-- BEGIN Data in this exercise --

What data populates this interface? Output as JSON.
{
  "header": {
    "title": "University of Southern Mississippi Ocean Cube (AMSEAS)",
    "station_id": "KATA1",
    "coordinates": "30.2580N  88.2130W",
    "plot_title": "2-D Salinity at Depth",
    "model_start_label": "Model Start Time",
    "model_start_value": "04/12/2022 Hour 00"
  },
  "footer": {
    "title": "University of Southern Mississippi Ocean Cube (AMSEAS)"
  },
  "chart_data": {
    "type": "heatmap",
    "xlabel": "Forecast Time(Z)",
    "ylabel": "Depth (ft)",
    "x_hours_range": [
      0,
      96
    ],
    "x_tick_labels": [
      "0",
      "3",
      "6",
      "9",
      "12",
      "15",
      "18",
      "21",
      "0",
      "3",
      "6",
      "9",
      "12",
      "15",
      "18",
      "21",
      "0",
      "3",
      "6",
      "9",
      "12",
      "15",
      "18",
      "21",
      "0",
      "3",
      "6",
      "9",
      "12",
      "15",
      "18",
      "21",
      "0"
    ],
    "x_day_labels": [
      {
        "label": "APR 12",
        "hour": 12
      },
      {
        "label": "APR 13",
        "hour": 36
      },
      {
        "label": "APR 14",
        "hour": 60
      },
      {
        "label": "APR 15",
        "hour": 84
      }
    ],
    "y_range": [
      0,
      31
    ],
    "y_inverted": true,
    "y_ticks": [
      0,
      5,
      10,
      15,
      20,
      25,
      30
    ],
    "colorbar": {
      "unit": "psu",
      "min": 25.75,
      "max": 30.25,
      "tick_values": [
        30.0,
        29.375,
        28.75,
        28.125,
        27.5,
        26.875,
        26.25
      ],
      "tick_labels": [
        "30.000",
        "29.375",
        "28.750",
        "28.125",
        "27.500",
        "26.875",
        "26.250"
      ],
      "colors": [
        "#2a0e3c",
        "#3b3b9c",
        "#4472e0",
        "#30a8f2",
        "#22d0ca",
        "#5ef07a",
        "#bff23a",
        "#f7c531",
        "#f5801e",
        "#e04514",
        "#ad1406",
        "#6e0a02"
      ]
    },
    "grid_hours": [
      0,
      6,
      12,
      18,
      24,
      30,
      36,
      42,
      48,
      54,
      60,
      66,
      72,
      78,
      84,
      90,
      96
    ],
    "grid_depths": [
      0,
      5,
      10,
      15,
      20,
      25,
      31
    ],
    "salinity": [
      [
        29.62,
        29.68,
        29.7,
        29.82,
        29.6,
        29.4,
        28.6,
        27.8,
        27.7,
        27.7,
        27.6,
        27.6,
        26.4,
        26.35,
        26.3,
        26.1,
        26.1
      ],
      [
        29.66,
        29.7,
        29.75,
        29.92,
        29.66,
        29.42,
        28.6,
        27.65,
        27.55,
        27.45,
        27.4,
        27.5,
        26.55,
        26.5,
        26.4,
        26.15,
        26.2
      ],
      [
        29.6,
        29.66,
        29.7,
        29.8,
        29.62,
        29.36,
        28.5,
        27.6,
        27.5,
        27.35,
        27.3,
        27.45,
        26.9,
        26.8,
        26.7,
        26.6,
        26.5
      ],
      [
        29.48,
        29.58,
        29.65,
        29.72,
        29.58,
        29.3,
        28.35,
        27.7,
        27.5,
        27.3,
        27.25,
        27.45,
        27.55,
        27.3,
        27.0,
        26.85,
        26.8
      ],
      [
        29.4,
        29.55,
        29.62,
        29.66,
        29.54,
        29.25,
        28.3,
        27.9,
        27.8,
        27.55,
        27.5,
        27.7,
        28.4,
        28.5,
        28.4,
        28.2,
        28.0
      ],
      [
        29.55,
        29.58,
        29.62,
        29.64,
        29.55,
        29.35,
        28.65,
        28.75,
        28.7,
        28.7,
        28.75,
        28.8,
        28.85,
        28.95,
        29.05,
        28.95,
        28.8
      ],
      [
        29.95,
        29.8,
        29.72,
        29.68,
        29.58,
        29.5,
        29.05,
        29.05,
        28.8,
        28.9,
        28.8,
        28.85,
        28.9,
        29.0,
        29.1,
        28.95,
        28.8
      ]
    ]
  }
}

-- END Data in this exercise --

What you are asked to do |
Write every record out again, unaltered.

The answer |
What data populates this interface? Output as JSON.
{
  "header": {
    "title": "University of Southern Mississippi Ocean Cube (AMSEAS)",
    "station_id": "KATA1",
    "coordinates": "30.2580N  88.2130W",
    "plot_title": "2-D Salinity at Depth",
    "model_start_label": "Model Start Time",
    "model_start_value": "04/12/2022 Hour 00"
  },
  "footer": {
    "title": "University of Southern Mississippi Ocean Cube (AMSEAS)"
  },
  "chart_data": {
    "type": "heatmap",
    "xlabel": "Forecast Time(Z)",
    "ylabel": "Depth (ft)",
    "x_hours_range": [
      0,
      96
    ],
    "x_tick_labels": [
      "0",
      "3",
      "6",
      "9",
      "12",
      "15",
      "18",
      "21",
      "0",
      "3",
      "6",
      "9",
      "12",
      "15",
      "18",
      "21",
      "0",
      "3",
      "6",
      "9",
      "12",
      "15",
      "18",
      "21",
      "0",
      "3",
      "6",
      "9",
      "12",
      "15",
      "18",
      "21",
      "0"
    ],
    "x_day_labels": [
      {
        "label": "APR 12",
        "hour": 12
      },
      {
        "label": "APR 13",
        "hour": 36
      },
      {
        "label": "APR 14",
        "hour": 60
      },
      {
        "label": "APR 15",
        "hour": 84
      }
    ],
    "y_range": [
      0,
      31
    ],
    "y_inverted": true,
    "y_ticks": [
      0,
      5,
      10,
      15,
      20,
      25,
      30
    ],
    "colorbar": {
      "unit": "psu",
      "min": 25.75,
      "max": 30.25,
      "tick_values": [
        30.0,
        29.375,
        28.75,
        28.125,
        27.5,
        26.875,
        26.25
      ],
      "tick_labels": [
        "30.000",
        "29.375",
        "28.750",
        "28.125",
        "27.500",
        "26.875",
        "26.250"
      ],
      "colors": [
        "#2a0e3c",
        "#3b3b9c",
        "#4472e0",
        "#30a8f2",
        "#22d0ca",
        "#5ef07a",
        "#bff23a",
        "#f7c531",
        "#f5801e",
        "#e04514",
        "#ad1406",
        "#6e0a02"
      ]
    },
    "grid_hours": [
      0,
      6,
      12,
      18,
      24,
      30,
      36,
      42,
      48,
      54,
      60,
      66,
      72,
      78,
      84,
      90,
      96
    ],
    "grid_depths": [
      0,
      5,
      10,
      15,
      20,
      25,
      31
    ],
    "salinity": [
      [
        29.62,
        29.68,
        29.7,
        29.82,
        29.6,
        29.4,
        28.6,
        27.8,
        27.7,
        27.7,
        27.6,
        27.6,
        26.4,
        26.35,
        26.3,
        26.1,
        26.1
      ],
      [
        29.66,
        29.7,
        29.75,
        29.92,
        29.66,
        29.42,
        28.6,
        27.65,
        27.55,
        27.45,
        27.4,
        27.5,
        26.55,
        26.5,
        26.4,
        26.15,
        26.2
      ],
      [
        29.6,
        29.66,
        29.7,
        29.8,
        29.62,
        29.36,
        28.5,
        27.6,
        27.5,
        27.35,
        27.3,
        27.45,
        26.9,
        26.8,
        26.7,
        26.6,
        26.5
      ],
      [
        29.48,
        29.58,
        29.65,
        29.72,
        29.58,
        29.3,
        28.35,
        27.7,
        27.5,
        27.3,
        27.25,
        27.45,
        27.55,
        27.3,
        27.0,
        26.85,
        26.8
      ],
      [
        29.4,
        29.55,
        29.62,
        29.66,
        29.54,
        29.25,
        28.3,
        27.9,
        27.8,
        27.55,
        27.5,
        27.7,
        28.4,
        28.5,
        28.4,
        28.2,
        28.0
      ],
      [
        29.55,
        29.58,
        29.62,
        29.64,
        29.55,
        29.35,
        28.65,
        28.75,
        28.7,
        28.7,
        28.75,
        28.8,
        28.85,
        28.95,
        29.05,
        28.95,
        28.8
      ],
      [
        29.95,
        29.8,
        29.72,
        29.68,
        29.58,
        29.5,
        29.05,
        29.05,
        28.8,
        28.9,
        28.8,
        28.85,
        28.9,
        29.0,
        29.1,
        28.95,
        28.8
      ]
    ]
  }
}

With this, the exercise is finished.